# Deer Creek Spillway



## hatteras1 (Jan 18, 2011)

What's the latest on the spillway? I've not been able to fish it for a long time.


----------



## Saugeyefisher (Jul 19, 2010)

Id wait till drawdown before action gets consistent. Esp for eyes. But you could go down now an possibly get lucky...


----------



## hatteras1 (Jan 18, 2011)

i prefer fishing at night. "i got the fever" been working retail at 2 jobs with no set schedules.. miss my time on the water.


----------



## MasterAngler33 (Sep 7, 2016)

Where is the best fishing rite now at deer Creek and what species?


----------



## hatteras1 (Jan 18, 2011)

Probably Crappies near the brush piles. I've always done well this time of year.


----------



## hatteras1 (Jan 18, 2011)

As of 9:30am, the lake is still above summer pool. They opened the gates last night, and doubled the outflow. hopefully the gates will be open over the weekend.


----------



## glasseyes (Jan 28, 2012)

The lake will stay at summer pool till 1 st of October,, that's when they start the drop for winter pool


----------



## hatteras1 (Jan 18, 2011)

The gates haven't changed, still the same flow. a few days of water flow wakes things up.


----------



## hatteras1 (Jan 18, 2011)

Gates at 31.1 cfs at 12:45p today. lake went up slightly overnight. 75.5 temp


----------



## hatteras1 (Jan 18, 2011)

This is what (31.1cfs) looks like......... Gates were completely closed, and not much of a breeze.
Saw 3 0r 4 big carp on the west wall. I ended up with 2 nice Channels and a very small Lm bass.


----------



## MasterAngler33 (Sep 7, 2016)

hatteras1 said:


> This is what (31.1cfs) looks like......... Gates were completely closed, and not much of a breeze.
> Saw 3 0r 4 big carp on the west wall. I ended up with 2 nice Channels and a very small Lm bass.


What did u use for bait?


----------



## hatteras1 (Jan 18, 2011)

I was using a 1/4 chartreuse jig tipped with worm, and a homemade blade bait.


----------



## hatteras1 (Jan 18, 2011)

no change in the gates or outflow. won't be much action until they let some water out. 
may run down Sat pm.. suppose to rain


----------



## glasseyes (Jan 28, 2012)

Like I said earlier , unless there is a flood, they will not open gates to start dropping lake until Oct. 1st. Always been this way , April 1st they fill lake and Oct. 1st start dropping for winter pool.


----------



## hatteras1 (Jan 18, 2011)

I'm (boatless) until spring, so just getting out there is cool with me. I haven't had time to tear my boat down, but hopefully this winter i can get it fixed. I need to run a new fuel line under the floor, and i have no access panels.
Going to replace it with high pressure fuel injection line as it's not susceptible to the ethanol, and it won't dry out. It's just a major pain to get to the fuel tank.


----------



## hatteras1 (Jan 18, 2011)

They opened the gates last night.


----------



## hatteras1 (Jan 18, 2011)

It was a nice day at the spillway. Too bad the fish couldn't make it. saw 3 small ones caught. look like crappies. started raining at dusk. Not many people today.


----------



## glasseyes (Jan 28, 2012)

Crappie are biting in the lake


----------



## hatteras1 (Jan 18, 2011)

_EXERCISE DESCRIPTION:_ Please repeat the Deer Creek Spillway thread word for word, everything from "Like I said" down to "no access panels.". Rely only on the Deer Creek Spillway thread for this work.

(Stored data entries)
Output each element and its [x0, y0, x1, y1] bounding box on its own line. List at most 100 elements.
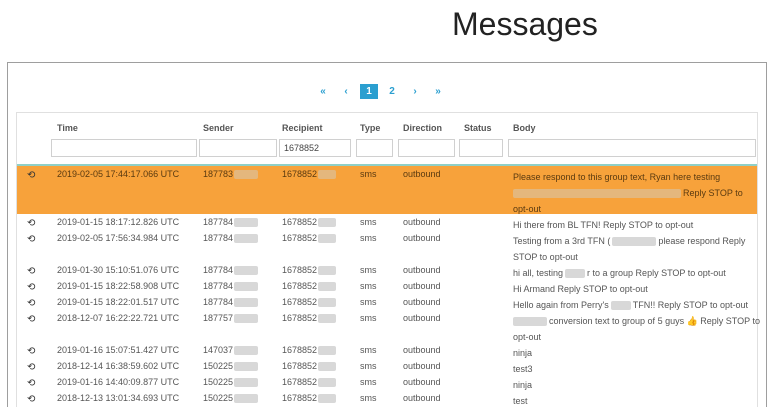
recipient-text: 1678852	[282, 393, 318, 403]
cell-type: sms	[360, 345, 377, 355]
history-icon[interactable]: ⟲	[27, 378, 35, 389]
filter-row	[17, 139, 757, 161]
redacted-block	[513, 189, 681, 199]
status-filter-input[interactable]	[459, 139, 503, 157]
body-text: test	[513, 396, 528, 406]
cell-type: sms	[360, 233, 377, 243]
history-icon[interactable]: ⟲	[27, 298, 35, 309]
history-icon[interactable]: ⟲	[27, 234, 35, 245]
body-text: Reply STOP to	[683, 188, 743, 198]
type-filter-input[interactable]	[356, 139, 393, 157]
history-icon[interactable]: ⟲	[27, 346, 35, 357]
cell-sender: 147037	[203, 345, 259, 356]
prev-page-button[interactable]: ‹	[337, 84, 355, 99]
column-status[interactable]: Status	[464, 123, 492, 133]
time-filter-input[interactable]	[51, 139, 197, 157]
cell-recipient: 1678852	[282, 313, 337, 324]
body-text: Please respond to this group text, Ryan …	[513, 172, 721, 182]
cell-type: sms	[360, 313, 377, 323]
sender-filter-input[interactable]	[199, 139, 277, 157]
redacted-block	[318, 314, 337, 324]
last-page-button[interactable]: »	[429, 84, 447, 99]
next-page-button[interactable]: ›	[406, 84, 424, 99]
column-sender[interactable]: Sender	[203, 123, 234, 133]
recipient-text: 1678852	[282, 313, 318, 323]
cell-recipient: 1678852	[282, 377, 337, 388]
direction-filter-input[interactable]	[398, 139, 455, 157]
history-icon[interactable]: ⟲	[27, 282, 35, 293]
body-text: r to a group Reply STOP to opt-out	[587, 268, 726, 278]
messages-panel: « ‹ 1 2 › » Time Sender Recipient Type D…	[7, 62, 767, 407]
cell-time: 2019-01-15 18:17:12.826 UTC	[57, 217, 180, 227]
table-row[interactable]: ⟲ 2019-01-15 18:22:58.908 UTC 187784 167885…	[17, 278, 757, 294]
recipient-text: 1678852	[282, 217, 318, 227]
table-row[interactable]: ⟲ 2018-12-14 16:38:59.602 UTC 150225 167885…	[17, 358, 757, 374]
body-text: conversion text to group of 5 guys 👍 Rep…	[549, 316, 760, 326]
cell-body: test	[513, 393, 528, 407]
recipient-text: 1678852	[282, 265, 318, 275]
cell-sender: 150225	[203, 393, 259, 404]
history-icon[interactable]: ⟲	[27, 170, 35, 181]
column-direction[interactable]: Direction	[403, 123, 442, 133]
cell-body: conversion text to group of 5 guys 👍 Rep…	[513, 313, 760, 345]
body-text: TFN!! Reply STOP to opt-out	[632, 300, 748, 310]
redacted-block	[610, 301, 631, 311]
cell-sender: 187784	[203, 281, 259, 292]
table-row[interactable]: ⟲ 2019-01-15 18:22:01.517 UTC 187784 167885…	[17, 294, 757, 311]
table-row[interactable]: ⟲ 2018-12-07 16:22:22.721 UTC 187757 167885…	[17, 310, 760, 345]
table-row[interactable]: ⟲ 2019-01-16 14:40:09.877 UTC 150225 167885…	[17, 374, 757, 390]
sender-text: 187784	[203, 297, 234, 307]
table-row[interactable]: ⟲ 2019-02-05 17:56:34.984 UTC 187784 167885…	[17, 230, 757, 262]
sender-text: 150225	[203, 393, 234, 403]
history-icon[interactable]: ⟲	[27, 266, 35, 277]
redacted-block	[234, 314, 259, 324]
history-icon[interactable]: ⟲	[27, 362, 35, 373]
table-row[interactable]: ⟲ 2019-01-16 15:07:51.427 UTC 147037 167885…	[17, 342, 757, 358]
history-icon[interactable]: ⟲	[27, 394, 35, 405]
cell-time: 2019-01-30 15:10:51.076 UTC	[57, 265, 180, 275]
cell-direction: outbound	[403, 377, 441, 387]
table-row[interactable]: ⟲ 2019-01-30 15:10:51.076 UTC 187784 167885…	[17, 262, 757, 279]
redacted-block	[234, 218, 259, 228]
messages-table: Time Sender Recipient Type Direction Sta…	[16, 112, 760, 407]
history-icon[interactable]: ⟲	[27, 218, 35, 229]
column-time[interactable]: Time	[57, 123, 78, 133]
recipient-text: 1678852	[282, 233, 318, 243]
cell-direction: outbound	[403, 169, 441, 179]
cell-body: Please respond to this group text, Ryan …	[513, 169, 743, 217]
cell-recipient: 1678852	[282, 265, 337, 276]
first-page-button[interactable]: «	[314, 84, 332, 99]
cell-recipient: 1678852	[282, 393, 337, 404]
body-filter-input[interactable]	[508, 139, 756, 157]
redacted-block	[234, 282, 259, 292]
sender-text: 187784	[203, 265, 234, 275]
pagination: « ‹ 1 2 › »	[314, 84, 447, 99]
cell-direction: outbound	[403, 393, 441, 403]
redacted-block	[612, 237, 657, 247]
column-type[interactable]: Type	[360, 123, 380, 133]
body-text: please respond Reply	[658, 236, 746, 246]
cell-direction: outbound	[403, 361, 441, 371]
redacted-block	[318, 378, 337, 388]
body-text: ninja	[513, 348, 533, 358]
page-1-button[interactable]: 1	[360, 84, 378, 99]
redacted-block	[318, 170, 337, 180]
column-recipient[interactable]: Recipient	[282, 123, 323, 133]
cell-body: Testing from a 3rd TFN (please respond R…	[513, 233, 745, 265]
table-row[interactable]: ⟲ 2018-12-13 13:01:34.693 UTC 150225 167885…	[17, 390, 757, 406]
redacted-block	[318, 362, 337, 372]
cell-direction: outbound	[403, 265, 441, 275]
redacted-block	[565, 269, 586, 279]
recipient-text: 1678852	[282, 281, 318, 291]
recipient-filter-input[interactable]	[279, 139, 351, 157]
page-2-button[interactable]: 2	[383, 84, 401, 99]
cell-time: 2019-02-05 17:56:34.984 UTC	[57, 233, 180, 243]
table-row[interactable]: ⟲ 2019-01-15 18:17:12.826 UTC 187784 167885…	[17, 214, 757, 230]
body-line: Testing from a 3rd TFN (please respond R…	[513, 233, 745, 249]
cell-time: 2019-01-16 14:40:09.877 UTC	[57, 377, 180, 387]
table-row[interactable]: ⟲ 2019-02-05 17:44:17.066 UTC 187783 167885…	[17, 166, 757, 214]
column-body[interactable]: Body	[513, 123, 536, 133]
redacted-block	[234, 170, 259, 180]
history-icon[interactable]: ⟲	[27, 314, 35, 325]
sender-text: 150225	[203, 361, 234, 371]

_SOLUTION FOR THIS PROBLEM:_
Like I said earlier , unless there is a flood, they will not open gates to start dropping lake until Oct. 1st. Always been this way , April 1st they fill lake and Oct. 1st start dropping for winter pool.


----------



## hatteras1 (Jan 18, 2011)

I'm (boatless) until spring, so just getting out there is cool with me. I haven't had time to tear my boat down, but hopefully this winter i can get it fixed. I need to run a new fuel line under the floor, and i have no access panels.